◆ Working data ◆
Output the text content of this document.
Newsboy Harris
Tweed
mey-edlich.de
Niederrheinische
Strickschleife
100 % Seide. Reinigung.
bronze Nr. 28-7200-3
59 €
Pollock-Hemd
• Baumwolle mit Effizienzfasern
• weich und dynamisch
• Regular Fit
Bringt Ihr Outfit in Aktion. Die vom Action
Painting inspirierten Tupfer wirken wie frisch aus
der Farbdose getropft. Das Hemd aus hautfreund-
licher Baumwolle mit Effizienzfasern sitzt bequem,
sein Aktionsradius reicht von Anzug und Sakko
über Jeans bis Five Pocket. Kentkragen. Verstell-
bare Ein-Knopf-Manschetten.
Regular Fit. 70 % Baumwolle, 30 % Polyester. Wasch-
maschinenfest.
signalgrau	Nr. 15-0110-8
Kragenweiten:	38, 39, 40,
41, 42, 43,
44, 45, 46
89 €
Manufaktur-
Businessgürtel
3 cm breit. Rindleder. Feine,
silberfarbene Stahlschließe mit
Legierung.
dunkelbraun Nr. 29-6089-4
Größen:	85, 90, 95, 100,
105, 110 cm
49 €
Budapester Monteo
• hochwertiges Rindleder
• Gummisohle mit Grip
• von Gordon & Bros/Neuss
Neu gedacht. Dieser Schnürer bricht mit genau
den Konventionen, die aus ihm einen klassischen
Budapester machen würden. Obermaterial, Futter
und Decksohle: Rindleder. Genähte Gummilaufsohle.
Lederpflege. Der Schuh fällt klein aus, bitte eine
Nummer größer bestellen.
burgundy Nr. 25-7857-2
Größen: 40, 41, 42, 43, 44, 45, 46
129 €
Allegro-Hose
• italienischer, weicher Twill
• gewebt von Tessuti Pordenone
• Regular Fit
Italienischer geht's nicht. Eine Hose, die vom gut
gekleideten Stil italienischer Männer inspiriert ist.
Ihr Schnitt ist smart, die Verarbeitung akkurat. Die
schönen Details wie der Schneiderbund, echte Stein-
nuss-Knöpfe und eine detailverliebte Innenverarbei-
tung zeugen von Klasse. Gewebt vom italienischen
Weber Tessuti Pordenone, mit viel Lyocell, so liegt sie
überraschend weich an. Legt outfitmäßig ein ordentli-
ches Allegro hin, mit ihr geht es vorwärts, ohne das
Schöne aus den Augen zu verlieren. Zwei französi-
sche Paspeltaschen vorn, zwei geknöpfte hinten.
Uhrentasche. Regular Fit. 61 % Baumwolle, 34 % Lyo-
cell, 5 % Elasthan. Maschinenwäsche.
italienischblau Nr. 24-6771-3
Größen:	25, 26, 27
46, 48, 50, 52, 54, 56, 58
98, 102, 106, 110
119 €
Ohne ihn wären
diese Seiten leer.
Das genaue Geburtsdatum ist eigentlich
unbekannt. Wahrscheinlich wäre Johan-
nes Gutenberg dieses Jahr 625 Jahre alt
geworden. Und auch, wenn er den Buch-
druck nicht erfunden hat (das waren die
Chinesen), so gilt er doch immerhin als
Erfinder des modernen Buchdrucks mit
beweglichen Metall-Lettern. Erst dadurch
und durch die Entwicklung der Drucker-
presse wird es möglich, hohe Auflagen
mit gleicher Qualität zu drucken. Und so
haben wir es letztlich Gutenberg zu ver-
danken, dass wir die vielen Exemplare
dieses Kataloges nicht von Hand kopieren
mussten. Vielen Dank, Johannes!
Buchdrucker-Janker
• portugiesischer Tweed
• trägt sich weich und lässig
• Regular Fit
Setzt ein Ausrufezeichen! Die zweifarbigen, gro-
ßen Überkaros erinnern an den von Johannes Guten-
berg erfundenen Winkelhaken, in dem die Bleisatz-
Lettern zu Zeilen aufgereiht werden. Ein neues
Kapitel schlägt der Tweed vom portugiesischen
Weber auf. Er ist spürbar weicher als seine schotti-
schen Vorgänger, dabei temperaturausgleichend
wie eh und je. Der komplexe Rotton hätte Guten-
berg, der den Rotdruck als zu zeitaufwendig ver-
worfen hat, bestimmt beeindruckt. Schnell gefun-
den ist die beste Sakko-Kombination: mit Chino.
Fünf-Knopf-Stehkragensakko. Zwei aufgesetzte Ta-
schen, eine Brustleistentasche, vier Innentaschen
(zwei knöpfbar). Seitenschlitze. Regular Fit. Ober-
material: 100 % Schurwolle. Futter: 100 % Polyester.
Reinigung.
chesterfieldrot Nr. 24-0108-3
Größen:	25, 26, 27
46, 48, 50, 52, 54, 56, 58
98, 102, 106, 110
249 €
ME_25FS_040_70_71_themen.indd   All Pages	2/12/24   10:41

◆ Exercise details ◆
State how many lines hold the word "Allegro". The number is the whole answer.

◆ Answer to this problem ◆
2